| Instruction |
Retype the data that follows line by line, exactly, and leave its pictures out.

Records that describe figures
┄┄┄┄┄┄┄┄┄┄┄┄┄┄┄┄┄┄┄┄

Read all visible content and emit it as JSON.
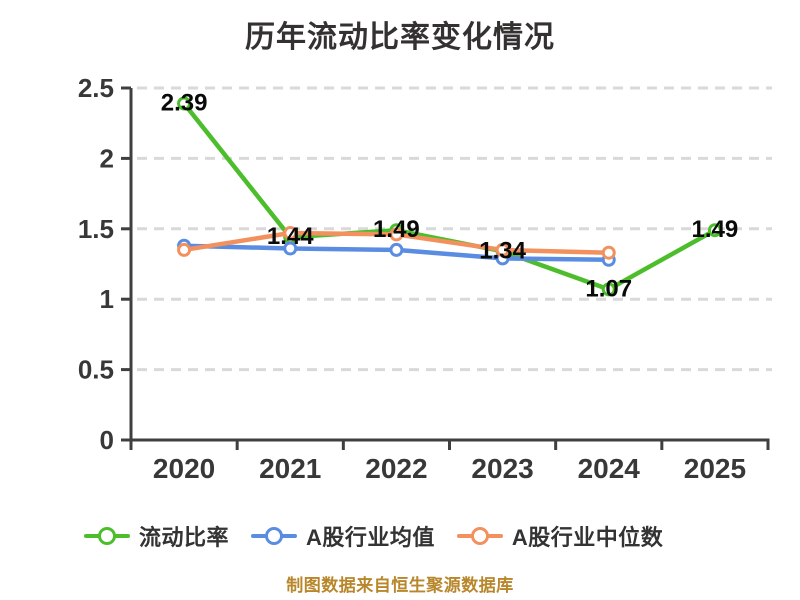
{
  "title": "历年流动比率变化情况",
  "footer": "制图数据来自恒生聚源数据库",
  "colors": {
    "series_green": "#4CBE2C",
    "series_blue": "#5A8DE2",
    "series_orange": "#F2915E",
    "axis": "#3F3F3F",
    "grid": "#D9D9D9",
    "tick_text": "#383838",
    "point_label_text": "#0A0A0A",
    "title_text": "#343231",
    "footer_text": "#B8872B"
  },
  "legend": {
    "items": [
      {
        "label": "流动比率",
        "color": "#4CBE2C"
      },
      {
        "label": "A股行业均值",
        "color": "#5A8DE2"
      },
      {
        "label": "A股行业中位数",
        "color": "#F2915E"
      }
    ]
  },
  "chart_data": {
    "type": "line",
    "title": "历年流动比率变化情况",
    "categories": [
      "2020",
      "2021",
      "2022",
      "2023",
      "2024",
      "2025"
    ],
    "series": [
      {
        "name": "流动比率",
        "color": "#4CBE2C",
        "values": [
          2.39,
          1.44,
          1.49,
          1.34,
          1.07,
          1.49
        ],
        "show_labels": true
      },
      {
        "name": "A股行业均值",
        "color": "#5A8DE2",
        "values": [
          1.38,
          1.36,
          1.35,
          1.29,
          1.28,
          null
        ],
        "show_labels": false
      },
      {
        "name": "A股行业中位数",
        "color": "#F2915E",
        "values": [
          1.35,
          1.47,
          1.46,
          1.35,
          1.33,
          null
        ],
        "show_labels": false
      }
    ],
    "ylim": [
      0,
      2.5
    ],
    "yticks": [
      "0",
      "0.5",
      "1",
      "1.5",
      "2",
      "2.5"
    ],
    "grid": "horizontal-dashed",
    "legend_position": "bottom",
    "marker": "circle-white-fill",
    "xlabel": "",
    "ylabel": ""
  }
}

┄┄┄┄┄┄┄┄┄┄┄┄┄┄┄┄┄┄┄┄

| Correct response |
Read all visible content and emit it as JSON.
{
  "title": "历年流动比率变化情况",
  "footer": "制图数据来自恒生聚源数据库",
  "colors": {
    "series_green": "#4CBE2C",
    "series_blue": "#5A8DE2",
    "series_orange": "#F2915E",
    "axis": "#3F3F3F",
    "grid": "#D9D9D9",
    "tick_text": "#383838",
    "point_label_text": "#0A0A0A",
    "title_text": "#343231",
    "footer_text": "#B8872B"
  },
  "legend": {
    "items": [
      {
        "label": "流动比率",
        "color": "#4CBE2C"
      },
      {
        "label": "A股行业均值",
        "color": "#5A8DE2"
      },
      {
        "label": "A股行业中位数",
        "color": "#F2915E"
      }
    ]
  },
  "chart_data": {
    "type": "line",
    "title": "历年流动比率变化情况",
    "categories": [
      "2020",
      "2021",
      "2022",
      "2023",
      "2024",
      "2025"
    ],
    "series": [
      {
        "name": "流动比率",
        "color": "#4CBE2C",
        "values": [
          2.39,
          1.44,
          1.49,
          1.34,
          1.07,
          1.49
        ],
        "show_labels": true
      },
      {
        "name": "A股行业均值",
        "color": "#5A8DE2",
        "values": [
          1.38,
          1.36,
          1.35,
          1.29,
          1.28,
          null
        ],
        "show_labels": false
      },
      {
        "name": "A股行业中位数",
        "color": "#F2915E",
        "values": [
          1.35,
          1.47,
          1.46,
          1.35,
          1.33,
          null
        ],
        "show_labels": false
      }
    ],
    "ylim": [
      0,
      2.5
    ],
    "yticks": [
      "0",
      "0.5",
      "1",
      "1.5",
      "2",
      "2.5"
    ],
    "grid": "horizontal-dashed",
    "legend_position": "bottom",
    "marker": "circle-white-fill",
    "xlabel": "",
    "ylabel": ""
  }
}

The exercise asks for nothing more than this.